◆ Exercise requirements ◆
Return the count of lines that hold the string "gombot", with no other words.

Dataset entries
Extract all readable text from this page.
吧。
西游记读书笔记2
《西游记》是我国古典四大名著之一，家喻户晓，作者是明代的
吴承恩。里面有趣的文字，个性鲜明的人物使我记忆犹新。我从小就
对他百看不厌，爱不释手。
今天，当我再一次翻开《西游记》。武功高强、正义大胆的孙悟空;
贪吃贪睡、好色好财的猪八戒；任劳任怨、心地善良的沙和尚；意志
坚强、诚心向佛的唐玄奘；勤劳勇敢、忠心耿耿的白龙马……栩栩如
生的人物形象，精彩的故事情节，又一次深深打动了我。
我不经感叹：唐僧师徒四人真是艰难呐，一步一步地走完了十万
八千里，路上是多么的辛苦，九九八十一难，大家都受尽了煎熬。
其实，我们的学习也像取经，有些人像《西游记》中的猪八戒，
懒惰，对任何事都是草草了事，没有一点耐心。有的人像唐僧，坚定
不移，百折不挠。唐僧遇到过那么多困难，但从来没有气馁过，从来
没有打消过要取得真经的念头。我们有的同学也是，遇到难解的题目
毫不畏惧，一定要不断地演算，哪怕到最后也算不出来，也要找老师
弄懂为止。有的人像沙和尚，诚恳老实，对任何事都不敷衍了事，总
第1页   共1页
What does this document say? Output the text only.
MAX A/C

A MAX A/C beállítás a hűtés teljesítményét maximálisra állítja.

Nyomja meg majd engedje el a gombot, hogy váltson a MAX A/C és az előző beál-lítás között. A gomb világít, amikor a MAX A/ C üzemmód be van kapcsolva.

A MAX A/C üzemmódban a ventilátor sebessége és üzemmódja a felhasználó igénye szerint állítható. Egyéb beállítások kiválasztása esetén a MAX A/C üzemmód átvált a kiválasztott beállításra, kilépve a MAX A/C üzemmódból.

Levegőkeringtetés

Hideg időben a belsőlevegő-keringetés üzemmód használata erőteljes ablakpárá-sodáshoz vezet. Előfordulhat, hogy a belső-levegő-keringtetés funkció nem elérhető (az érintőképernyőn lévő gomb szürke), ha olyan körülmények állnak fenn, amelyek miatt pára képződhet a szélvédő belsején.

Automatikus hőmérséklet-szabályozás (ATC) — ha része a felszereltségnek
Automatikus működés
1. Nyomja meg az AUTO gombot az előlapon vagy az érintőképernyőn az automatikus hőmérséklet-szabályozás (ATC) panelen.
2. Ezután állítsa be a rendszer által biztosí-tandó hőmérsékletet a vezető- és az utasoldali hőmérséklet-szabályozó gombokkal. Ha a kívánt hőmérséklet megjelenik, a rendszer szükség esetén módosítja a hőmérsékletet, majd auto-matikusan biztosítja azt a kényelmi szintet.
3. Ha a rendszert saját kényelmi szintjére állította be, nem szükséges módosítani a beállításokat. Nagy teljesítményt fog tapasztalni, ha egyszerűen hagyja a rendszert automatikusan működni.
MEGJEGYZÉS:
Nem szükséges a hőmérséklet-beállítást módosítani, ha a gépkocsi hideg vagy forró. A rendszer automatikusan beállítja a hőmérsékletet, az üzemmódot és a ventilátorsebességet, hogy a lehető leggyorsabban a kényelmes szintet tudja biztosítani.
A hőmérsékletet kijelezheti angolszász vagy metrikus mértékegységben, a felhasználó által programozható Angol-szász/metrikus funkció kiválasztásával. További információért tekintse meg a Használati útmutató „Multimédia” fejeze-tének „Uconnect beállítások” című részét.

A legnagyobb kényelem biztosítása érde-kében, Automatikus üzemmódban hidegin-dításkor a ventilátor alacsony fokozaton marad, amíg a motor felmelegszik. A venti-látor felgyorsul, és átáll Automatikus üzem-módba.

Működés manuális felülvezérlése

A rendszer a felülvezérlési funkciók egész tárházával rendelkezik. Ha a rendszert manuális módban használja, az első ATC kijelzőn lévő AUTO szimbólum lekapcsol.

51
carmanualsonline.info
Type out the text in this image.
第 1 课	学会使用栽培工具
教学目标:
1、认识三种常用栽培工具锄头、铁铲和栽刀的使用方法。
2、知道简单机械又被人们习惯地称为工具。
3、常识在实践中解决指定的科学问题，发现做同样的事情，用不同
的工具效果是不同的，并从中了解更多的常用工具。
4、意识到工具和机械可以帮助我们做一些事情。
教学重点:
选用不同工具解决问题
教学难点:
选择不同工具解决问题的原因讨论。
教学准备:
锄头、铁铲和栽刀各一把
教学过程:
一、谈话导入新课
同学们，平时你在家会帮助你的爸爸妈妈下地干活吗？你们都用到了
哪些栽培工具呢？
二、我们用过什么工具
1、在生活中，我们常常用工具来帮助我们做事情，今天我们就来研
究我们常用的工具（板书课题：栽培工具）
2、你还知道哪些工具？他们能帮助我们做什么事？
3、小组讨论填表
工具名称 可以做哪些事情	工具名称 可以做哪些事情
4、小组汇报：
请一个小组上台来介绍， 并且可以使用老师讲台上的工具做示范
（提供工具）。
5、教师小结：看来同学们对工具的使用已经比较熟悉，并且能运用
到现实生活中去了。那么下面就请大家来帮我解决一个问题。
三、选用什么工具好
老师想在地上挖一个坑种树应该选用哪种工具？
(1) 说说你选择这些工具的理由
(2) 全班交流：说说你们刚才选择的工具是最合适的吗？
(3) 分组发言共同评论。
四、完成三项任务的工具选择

◆ Result of the exercise ◆
2